Task requirements
Select, from the data, each line where "object" occurs.

------------------------------

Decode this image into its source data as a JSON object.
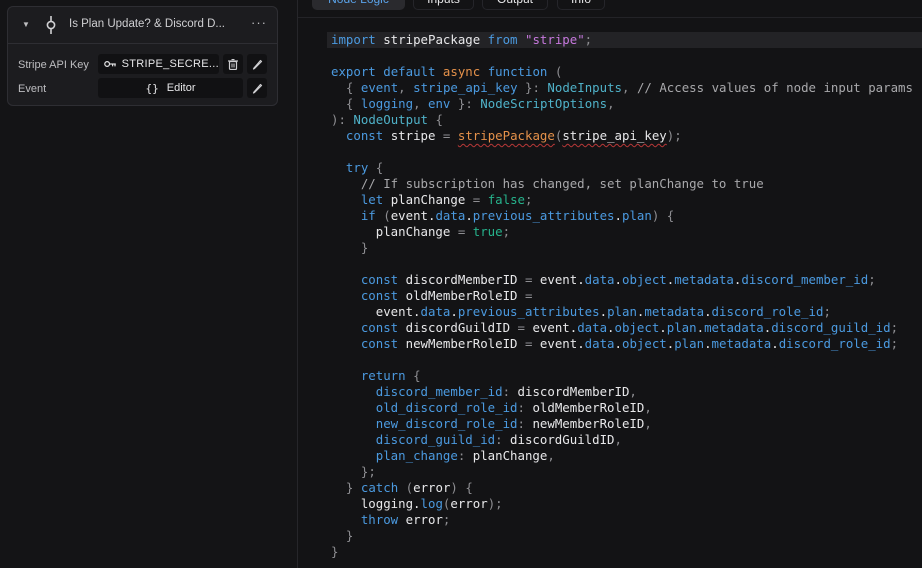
{
  "node": {
    "title": "Is Plan Update? & Discord D...",
    "fields": [
      {
        "label": "Stripe API Key",
        "value": "STRIPE_SECRE...",
        "icon": "key-icon"
      },
      {
        "label": "Event",
        "value": "Editor",
        "icon": "braces-icon"
      }
    ]
  },
  "tabs": [
    {
      "label": "Node Logic",
      "active": true
    },
    {
      "label": "Inputs",
      "active": false
    },
    {
      "label": "Output",
      "active": false
    },
    {
      "label": "Info",
      "active": false
    }
  ],
  "code": {
    "language": "typescript",
    "lines": [
      "import stripePackage from \"stripe\";",
      "",
      "export default async function (",
      "  { event, stripe_api_key }: NodeInputs, // Access values of node input params",
      "  { logging, env }: NodeScriptOptions,",
      "): NodeOutput {",
      "  const stripe = stripePackage(stripe_api_key);",
      "",
      "  try {",
      "    // If subscription has changed, set planChange to true",
      "    let planChange = false;",
      "    if (event.data.previous_attributes.plan) {",
      "      planChange = true;",
      "    }",
      "",
      "    const discordMemberID = event.data.object.metadata.discord_member_id;",
      "    const oldMemberRoleID =",
      "      event.data.previous_attributes.plan.metadata.discord_role_id;",
      "    const discordGuildID = event.data.object.plan.metadata.discord_guild_id;",
      "    const newMemberRoleID = event.data.object.plan.metadata.discord_role_id;",
      "",
      "    return {",
      "      discord_member_id: discordMemberID,",
      "      old_discord_role_id: oldMemberRoleID,",
      "      new_discord_role_id: newMemberRoleID,",
      "      discord_guild_id: discordGuildID,",
      "      plan_change: planChange,",
      "    };",
      "  } catch (error) {",
      "    logging.log(error);",
      "    throw error;",
      "  }",
      "}"
    ]
  },
  "colors": {
    "keyword": "#4b9ae0",
    "async": "#e5914a",
    "string": "#c678dd",
    "type": "#4fb1c8",
    "boolean": "#26b38c",
    "comment": "#a8a8ab",
    "active_tab": "#5aa2e8"
  }
}
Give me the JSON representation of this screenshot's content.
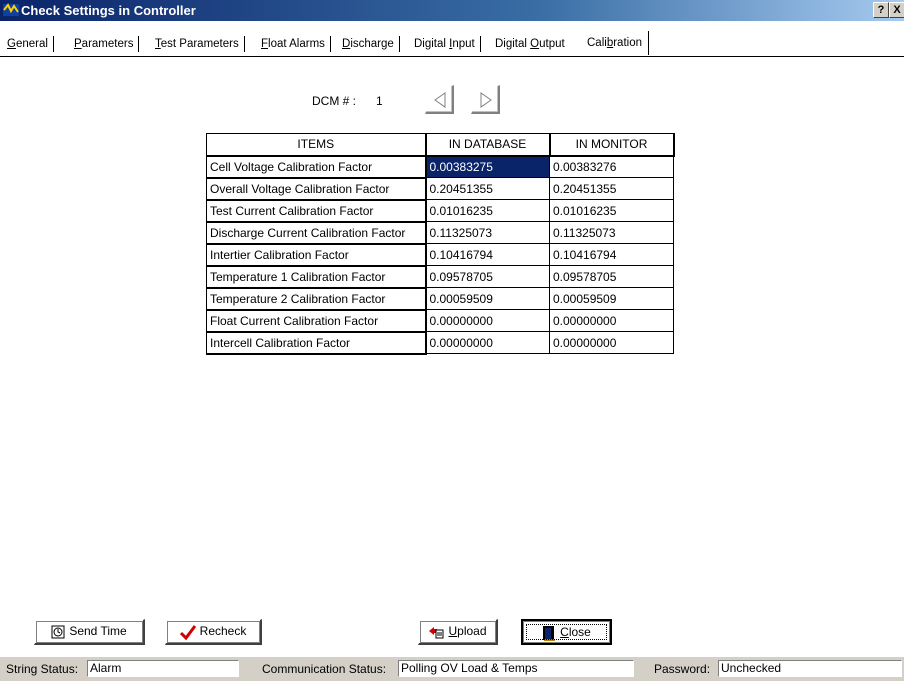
{
  "window": {
    "title": "Check Settings in Controller",
    "help_button": "?",
    "close_button": "X"
  },
  "tabs": [
    {
      "label": "General",
      "underline": "G",
      "rest": "eneral"
    },
    {
      "label": "Parameters",
      "underline": "P",
      "rest": "arameters"
    },
    {
      "label": "Test Parameters",
      "underline": "T",
      "rest": "est Parameters"
    },
    {
      "label": "Float Alarms",
      "underline": "F",
      "rest": "loat Alarms"
    },
    {
      "label": "Discharge",
      "underline": "D",
      "rest": "ischarge"
    },
    {
      "label": "Digital Input",
      "pre": "Digital ",
      "underline": "I",
      "rest": "nput"
    },
    {
      "label": "Digital Output",
      "pre": "Digital ",
      "underline": "O",
      "rest": "utput"
    },
    {
      "label": "Calibration",
      "pre": "Cali",
      "underline": "b",
      "rest": "ration",
      "active": true
    }
  ],
  "dcm": {
    "label": "DCM # :",
    "value": "1"
  },
  "table": {
    "headers": [
      "ITEMS",
      "IN DATABASE",
      "IN MONITOR"
    ],
    "rows": [
      [
        "Cell Voltage Calibration Factor",
        "0.00383275",
        "0.00383276"
      ],
      [
        "Overall Voltage Calibration Factor",
        "0.20451355",
        "0.20451355"
      ],
      [
        "Test Current Calibration Factor",
        "0.01016235",
        "0.01016235"
      ],
      [
        "Discharge Current Calibration Factor",
        "0.11325073",
        "0.11325073"
      ],
      [
        "Intertier Calibration Factor",
        "0.10416794",
        "0.10416794"
      ],
      [
        "Temperature 1 Calibration Factor",
        "0.09578705",
        "0.09578705"
      ],
      [
        "Temperature 2 Calibration Factor",
        "0.00059509",
        "0.00059509"
      ],
      [
        "Float Current Calibration Factor",
        "0.00000000",
        "0.00000000"
      ],
      [
        "Intercell Calibration Factor",
        "0.00000000",
        "0.00000000"
      ]
    ],
    "selected": {
      "row": 0,
      "col": 1
    }
  },
  "buttons": {
    "send_time": "Send Time",
    "recheck": "Recheck",
    "upload_u": "U",
    "upload_rest": "pload",
    "close_u": "C",
    "close_rest": "lose"
  },
  "status": {
    "string_label": "String Status:",
    "string_value": "Alarm",
    "comm_label": "Communication Status:",
    "comm_value": "Polling OV Load & Temps",
    "password_label": "Password:",
    "password_value": "Unchecked"
  },
  "colors": {
    "selection": "#0a246a",
    "titlebar_start": "#0a246a",
    "titlebar_end": "#a6caf0",
    "statusbar": "#d4d0c8"
  }
}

------------------------------

Problem solution
Decode this image into its source data as a JSON object.
      "    const discordMemberID = event.data.object.metadata.discord_member_id;",
      "    const discordGuildID = event.data.object.plan.metadata.discord_guild_id;",
      "    const newMemberRoleID = event.data.object.plan.metadata.discord_role_id;",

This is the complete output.